■ TEXT PROVIDED:
━━━━━━━━━━━━━━━━━━━━━━━━━━━━━━

# My New Piranha, Id Help Please



## Sylar_92 (Dec 15, 2010)

There a few pics posted from yesterday but the fish was stressed at the time so I couldnt get a accurate Id on him. These pics i have now were taken 20mins ago and the piranha is comfortable now, he is showing jis true colours and is finger chasing now. I love the purple shine he has on his scales and his ruby red eyes. Tell me what you guys think this piranha is, a comp or a altuvei. the red pic was taken in red so I we can see the diamond pattern it has more clearly.


----------



## Johnny_Zanni (Nov 8, 2009)




----------



## Briaan (Feb 9, 2011)

From a sanchezi to a smiley face lmao, what made you edit your opinion zanni?


----------



## Johnny_Zanni (Nov 8, 2009)

Briaan said:


> From a sanchezi to a smiley face lmao, what made you edit your opinion zanni?


Just wanna see what others think. How big is the fish. Thats one thing I missed.

Compressus is a big possibility. As is Sanchezi as is Altuvie. I honestly hope its an Altuvie


----------



## CLUSTER ONE (Aug 2, 2006)

━━━━━━━━━━━━━━━━━━━━━━━━━━━━━━

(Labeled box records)

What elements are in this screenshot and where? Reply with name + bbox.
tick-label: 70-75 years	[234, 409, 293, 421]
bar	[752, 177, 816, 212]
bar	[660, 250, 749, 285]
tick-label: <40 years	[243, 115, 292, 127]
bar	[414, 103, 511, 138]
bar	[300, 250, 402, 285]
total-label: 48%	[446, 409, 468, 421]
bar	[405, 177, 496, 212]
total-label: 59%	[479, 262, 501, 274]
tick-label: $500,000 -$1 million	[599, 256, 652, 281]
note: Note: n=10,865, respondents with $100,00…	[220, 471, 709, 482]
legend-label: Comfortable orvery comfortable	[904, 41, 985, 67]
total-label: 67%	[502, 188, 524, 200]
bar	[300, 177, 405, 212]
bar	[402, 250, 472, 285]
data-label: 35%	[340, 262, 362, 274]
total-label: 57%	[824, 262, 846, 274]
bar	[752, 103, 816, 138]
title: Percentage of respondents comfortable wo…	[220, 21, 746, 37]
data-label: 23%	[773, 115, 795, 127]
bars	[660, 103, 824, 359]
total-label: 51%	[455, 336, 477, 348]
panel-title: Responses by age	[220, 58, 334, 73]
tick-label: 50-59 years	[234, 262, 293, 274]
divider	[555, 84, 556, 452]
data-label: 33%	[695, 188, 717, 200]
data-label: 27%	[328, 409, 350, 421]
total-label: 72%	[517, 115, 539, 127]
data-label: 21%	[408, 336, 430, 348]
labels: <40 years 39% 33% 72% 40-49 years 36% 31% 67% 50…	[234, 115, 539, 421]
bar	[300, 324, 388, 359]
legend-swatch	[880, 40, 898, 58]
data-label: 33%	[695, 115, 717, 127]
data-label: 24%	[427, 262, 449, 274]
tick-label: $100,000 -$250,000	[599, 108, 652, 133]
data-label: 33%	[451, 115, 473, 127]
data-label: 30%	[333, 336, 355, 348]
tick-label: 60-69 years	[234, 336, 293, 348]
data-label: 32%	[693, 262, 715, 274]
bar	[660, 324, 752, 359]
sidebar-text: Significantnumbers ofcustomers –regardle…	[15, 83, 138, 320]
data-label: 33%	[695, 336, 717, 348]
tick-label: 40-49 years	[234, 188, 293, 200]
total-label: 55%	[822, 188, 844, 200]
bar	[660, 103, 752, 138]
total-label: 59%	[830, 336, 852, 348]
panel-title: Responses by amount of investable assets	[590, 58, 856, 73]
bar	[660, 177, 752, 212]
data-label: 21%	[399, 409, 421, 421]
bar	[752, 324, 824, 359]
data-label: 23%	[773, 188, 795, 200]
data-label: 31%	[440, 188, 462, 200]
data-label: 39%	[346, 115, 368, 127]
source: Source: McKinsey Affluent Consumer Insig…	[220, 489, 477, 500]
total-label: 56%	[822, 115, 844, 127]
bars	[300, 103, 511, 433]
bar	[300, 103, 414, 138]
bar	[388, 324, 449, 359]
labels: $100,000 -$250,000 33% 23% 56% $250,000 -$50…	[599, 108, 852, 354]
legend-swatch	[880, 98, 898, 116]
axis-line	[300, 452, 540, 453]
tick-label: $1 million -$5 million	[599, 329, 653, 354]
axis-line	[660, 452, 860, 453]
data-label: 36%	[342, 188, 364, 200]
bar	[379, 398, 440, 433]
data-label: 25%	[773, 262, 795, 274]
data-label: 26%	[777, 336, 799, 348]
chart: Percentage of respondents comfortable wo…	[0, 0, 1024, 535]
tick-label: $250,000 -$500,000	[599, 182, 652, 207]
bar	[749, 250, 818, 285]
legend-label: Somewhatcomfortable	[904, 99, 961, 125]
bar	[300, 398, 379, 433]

━━━━━━━━━━━━━━━━━━━━━━━━━━━━━━

■ EXERCISE REQUIREMENTS: Continue the forum thread about identifying the new piranha from the point where it stops.

■ EXPECTED OUTPUT:
1) Compressus
2) Sancehzi
3) Rhom

I personally wouldn't say altuvie unless you were sure of the collection point as they are rare in both the hobby and nature. I'd give it a month then try again for pics when it isn't so pale as i'd like to see its tail colouration (some pics it looks like there is a black terminal tail band while and humeral spot while at other times I can not see them) and belly scutes better.

In the other topic it was said this fish is about 5.5" I beleive.


----------



## Sylar_92 (Dec 15, 2010)

alright thanks guys, I'll post more pics within a month. In the pics you cant see the edge of the tail but today when I checked the edge of the tail is growing back and looks like there was a terminal band there before, same problem with my juvi black rhom when i first got him.


----------



## JoeDizzleMPLS (Nov 5, 2007)

Tough to say with those pics, but if we're throwing out guesses I'd probably say sanchezi


----------



## Piranha_man (Jan 29, 2005)

I'm gonna say _S. sanchezi_ as well...

I don't see a prominent enough terminal band for it to be either _S. altuvei_ or _S. compressus._

edit: I just went back and read about the tail... where he had more of a terminal band...

I'm still gonna say S. sanchezi though... based on his head, and especially his eyes.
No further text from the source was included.